WHAT IS BEING ASKED →
Please update the material below by replacing "URL" with "Bağlantı" everywhere it occurs, changing nothing else.

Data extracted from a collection
-- Begin --
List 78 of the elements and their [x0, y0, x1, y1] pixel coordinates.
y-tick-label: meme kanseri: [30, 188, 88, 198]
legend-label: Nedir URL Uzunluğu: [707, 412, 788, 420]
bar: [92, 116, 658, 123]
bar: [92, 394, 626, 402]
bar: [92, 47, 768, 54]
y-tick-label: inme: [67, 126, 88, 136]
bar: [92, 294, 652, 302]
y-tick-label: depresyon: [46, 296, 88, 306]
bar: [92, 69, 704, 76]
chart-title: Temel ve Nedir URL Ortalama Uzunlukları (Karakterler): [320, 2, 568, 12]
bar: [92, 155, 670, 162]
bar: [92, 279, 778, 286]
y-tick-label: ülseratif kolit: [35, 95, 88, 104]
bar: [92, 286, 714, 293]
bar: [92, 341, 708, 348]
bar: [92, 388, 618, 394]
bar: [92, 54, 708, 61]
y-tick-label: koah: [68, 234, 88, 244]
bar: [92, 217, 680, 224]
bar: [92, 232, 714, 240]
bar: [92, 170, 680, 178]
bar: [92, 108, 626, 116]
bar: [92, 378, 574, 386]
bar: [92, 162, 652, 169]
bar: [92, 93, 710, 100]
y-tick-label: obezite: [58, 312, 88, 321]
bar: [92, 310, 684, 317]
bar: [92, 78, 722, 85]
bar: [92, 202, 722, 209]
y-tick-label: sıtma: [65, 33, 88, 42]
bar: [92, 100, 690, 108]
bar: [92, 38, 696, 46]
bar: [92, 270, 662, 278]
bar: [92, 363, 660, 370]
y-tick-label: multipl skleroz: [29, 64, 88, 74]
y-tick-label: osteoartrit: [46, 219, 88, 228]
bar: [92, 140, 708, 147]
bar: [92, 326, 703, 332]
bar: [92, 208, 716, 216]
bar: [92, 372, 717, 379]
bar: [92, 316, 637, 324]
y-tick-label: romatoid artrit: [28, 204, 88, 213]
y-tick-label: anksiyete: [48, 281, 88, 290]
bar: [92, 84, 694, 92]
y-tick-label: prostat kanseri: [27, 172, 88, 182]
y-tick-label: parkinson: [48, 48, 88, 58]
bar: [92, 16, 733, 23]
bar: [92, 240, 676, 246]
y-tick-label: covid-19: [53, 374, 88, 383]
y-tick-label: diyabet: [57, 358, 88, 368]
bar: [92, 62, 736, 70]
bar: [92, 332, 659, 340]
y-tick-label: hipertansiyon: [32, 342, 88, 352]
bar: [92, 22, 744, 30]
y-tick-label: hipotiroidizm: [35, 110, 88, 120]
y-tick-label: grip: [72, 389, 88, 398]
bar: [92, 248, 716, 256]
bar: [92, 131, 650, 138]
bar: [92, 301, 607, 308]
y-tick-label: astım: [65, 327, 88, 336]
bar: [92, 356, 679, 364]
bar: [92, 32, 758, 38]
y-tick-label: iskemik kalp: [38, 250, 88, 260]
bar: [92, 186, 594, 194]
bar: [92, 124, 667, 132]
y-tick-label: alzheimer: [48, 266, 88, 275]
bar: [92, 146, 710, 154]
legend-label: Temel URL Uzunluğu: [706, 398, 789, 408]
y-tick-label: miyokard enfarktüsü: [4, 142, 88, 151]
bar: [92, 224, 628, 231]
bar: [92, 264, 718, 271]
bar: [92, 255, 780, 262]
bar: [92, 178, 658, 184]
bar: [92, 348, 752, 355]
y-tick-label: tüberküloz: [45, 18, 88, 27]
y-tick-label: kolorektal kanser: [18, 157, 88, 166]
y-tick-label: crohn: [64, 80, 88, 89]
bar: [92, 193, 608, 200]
-- End --
OUTPUT FOR THIS TASK →
List 78 of the elements and their [x0, y0, x1, y1] pixel coordinates.
y-tick-label: meme kanseri: [30, 188, 88, 198]
legend-label: Nedir Bağlantı Uzunluğu: [707, 412, 788, 420]
bar: [92, 116, 658, 123]
bar: [92, 394, 626, 402]
bar: [92, 47, 768, 54]
y-tick-label: inme: [67, 126, 88, 136]
bar: [92, 294, 652, 302]
y-tick-label: depresyon: [46, 296, 88, 306]
bar: [92, 69, 704, 76]
chart-title: Temel ve Nedir Bağlantı Ortalama Uzunlukları (Karakterler): [320, 2, 568, 12]
bar: [92, 155, 670, 162]
bar: [92, 279, 778, 286]
y-tick-label: ülseratif kolit: [35, 95, 88, 104]
bar: [92, 286, 714, 293]
bar: [92, 341, 708, 348]
bar: [92, 388, 618, 394]
bar: [92, 54, 708, 61]
y-tick-label: koah: [68, 234, 88, 244]
bar: [92, 217, 680, 224]
bar: [92, 232, 714, 240]
bar: [92, 170, 680, 178]
bar: [92, 108, 626, 116]
bar: [92, 378, 574, 386]
bar: [92, 162, 652, 169]
bar: [92, 93, 710, 100]
y-tick-label: obezite: [58, 312, 88, 321]
bar: [92, 310, 684, 317]
bar: [92, 78, 722, 85]
bar: [92, 202, 722, 209]
y-tick-label: sıtma: [65, 33, 88, 42]
bar: [92, 100, 690, 108]
bar: [92, 38, 696, 46]
bar: [92, 270, 662, 278]
bar: [92, 363, 660, 370]
y-tick-label: multipl skleroz: [29, 64, 88, 74]
y-tick-label: osteoartrit: [46, 219, 88, 228]
bar: [92, 140, 708, 147]
bar: [92, 326, 703, 332]
bar: [92, 208, 716, 216]
bar: [92, 372, 717, 379]
bar: [92, 316, 637, 324]
y-tick-label: romatoid artrit: [28, 204, 88, 213]
y-tick-label: anksiyete: [48, 281, 88, 290]
bar: [92, 84, 694, 92]
y-tick-label: prostat kanseri: [27, 172, 88, 182]
y-tick-label: parkinson: [48, 48, 88, 58]
bar: [92, 16, 733, 23]
bar: [92, 240, 676, 246]
y-tick-label: covid-19: [53, 374, 88, 383]
y-tick-label: diyabet: [57, 358, 88, 368]
bar: [92, 62, 736, 70]
bar: [92, 332, 659, 340]
y-tick-label: hipertansiyon: [32, 342, 88, 352]
bar: [92, 22, 744, 30]
y-tick-label: hipotiroidizm: [35, 110, 88, 120]
y-tick-label: grip: [72, 389, 88, 398]
bar: [92, 248, 716, 256]
bar: [92, 131, 650, 138]
bar: [92, 301, 607, 308]
y-tick-label: astım: [65, 327, 88, 336]
bar: [92, 356, 679, 364]
bar: [92, 32, 758, 38]
y-tick-label: iskemik kalp: [38, 250, 88, 260]
bar: [92, 186, 594, 194]
bar: [92, 124, 667, 132]
y-tick-label: alzheimer: [48, 266, 88, 275]
bar: [92, 146, 710, 154]
legend-label: Temel Bağlantı Uzunluğu: [706, 398, 789, 408]
y-tick-label: miyokard enfarktüsü: [4, 142, 88, 151]
bar: [92, 224, 628, 231]
bar: [92, 264, 718, 271]
bar: [92, 255, 780, 262]
bar: [92, 178, 658, 184]
bar: [92, 348, 752, 355]
y-tick-label: tüberküloz: [45, 18, 88, 27]
y-tick-label: kolorektal kanser: [18, 157, 88, 166]
y-tick-label: crohn: [64, 80, 88, 89]
bar: [92, 193, 608, 200]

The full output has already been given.